The Remedial Heist - Half a Titan Fund Walked Out of Goonswarm (2007)
Background: Remedial as Goonswarm's founder
Goonswarm grew out of a SomethingAwful EVE megathread in late 2005, taking in waves of internet-forum refugees as fresh recruits in frigates and cruisers. The character Remedial was its first recognisable leader. By the time the alliance proper formed on 3 June 2006 he had merged the sister corporations GoonWaffe and GoonPlatoon into Goonfleet and was already understood by the membership as the alliance's founder. His personal style - charismatic, mercurial, prone to dramatic resignations and equally dramatic returns - was the alliance's identity for the next year and a half.
The leadership timeline alone tells the story. The Ancient Gaming Noob's 2022 brief-history reconstruction found Remedial holding the CEO chair in four distinct streches between September 2005 and May 2007: September 2005, then back; December 2005 to February 2006, then back; February 2006 to June 2006, then back; and finally July 2006 to May 2007. Each departure was sold to the membership as final. Each return was greeted as a homecoming. The directorate itself, in the eventual 2007 announcement, would note that Remedial had quit publicly three times and (to the inner circle, the "illuminati") several additional times in private. The pattern was visible from outside the alliance well before 2007.
☆ ☆ ☆
● **What you have to do**
Answer these questions about the Goonswarm history text:
1. On what date did the alliance proper form?
2. Which two sister corporations did Remedial merge into Goonfleet?
3. According to the directorate's 2007 announcement, how many times had Remedial quit publicly?
The records are separate material and unrelated to the text.

Page layout parsing records
☆ ☆ ☆
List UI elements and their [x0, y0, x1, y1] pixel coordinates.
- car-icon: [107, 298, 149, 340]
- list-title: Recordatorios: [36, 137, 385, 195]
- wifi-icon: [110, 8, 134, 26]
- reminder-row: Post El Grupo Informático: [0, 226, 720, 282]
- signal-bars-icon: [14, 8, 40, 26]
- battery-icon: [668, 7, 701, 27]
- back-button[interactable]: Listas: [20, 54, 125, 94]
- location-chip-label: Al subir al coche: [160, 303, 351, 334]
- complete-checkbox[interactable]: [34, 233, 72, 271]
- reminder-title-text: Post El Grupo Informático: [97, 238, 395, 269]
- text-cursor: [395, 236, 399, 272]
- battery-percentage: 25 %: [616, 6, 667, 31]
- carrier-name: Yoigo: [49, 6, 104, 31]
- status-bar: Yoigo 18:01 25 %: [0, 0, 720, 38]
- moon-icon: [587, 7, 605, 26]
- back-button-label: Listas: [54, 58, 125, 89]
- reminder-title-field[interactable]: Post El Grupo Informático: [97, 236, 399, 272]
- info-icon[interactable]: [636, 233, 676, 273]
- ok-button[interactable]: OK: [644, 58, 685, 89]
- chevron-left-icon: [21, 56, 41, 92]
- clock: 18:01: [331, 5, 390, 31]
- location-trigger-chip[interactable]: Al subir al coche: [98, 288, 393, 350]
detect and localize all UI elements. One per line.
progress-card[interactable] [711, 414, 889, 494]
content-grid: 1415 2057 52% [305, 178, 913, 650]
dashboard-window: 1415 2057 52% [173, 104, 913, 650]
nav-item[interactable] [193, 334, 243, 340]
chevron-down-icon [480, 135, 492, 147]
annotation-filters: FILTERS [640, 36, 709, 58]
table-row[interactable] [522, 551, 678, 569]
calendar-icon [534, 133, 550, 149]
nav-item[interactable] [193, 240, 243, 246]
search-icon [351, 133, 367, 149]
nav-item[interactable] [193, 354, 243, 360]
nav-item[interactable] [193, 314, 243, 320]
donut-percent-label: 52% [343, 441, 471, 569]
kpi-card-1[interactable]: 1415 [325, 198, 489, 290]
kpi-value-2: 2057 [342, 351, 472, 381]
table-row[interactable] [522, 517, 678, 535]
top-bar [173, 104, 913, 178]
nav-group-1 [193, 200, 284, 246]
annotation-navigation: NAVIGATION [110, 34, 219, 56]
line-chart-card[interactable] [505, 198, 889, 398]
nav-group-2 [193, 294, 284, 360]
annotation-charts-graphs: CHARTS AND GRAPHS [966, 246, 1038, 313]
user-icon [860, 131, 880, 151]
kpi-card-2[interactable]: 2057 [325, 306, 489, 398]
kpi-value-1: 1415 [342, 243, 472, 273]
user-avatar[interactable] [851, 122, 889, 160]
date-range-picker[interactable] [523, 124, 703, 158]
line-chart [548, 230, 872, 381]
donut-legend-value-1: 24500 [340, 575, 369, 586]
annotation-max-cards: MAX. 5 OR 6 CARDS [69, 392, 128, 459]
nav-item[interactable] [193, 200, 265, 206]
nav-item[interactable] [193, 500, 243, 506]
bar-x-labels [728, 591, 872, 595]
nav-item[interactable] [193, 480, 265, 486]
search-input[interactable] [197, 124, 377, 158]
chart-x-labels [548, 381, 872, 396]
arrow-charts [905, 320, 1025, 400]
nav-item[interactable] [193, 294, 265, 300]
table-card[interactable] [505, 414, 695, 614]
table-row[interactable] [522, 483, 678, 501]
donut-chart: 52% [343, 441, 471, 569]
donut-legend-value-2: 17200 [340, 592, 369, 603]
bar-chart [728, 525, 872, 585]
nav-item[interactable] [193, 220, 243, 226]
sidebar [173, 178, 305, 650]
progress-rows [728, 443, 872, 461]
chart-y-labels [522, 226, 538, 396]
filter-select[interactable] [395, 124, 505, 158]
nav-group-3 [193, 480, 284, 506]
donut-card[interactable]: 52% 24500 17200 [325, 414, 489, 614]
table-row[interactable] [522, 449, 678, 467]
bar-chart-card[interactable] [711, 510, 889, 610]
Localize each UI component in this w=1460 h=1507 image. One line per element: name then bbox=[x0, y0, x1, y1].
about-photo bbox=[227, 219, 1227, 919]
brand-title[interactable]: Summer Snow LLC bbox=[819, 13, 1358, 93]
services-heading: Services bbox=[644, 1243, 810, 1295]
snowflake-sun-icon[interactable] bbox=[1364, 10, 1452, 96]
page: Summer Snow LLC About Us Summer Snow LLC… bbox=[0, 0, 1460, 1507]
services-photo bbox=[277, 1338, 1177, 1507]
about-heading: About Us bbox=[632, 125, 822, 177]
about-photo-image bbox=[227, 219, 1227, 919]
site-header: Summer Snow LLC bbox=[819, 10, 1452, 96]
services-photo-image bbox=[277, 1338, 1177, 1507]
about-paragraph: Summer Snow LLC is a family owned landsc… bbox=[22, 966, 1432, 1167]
☆ ☆ ☆
● **Result of this exercise**
1. 3 June 2006
2. GoonWaffe and GoonPlatoon
3. Three times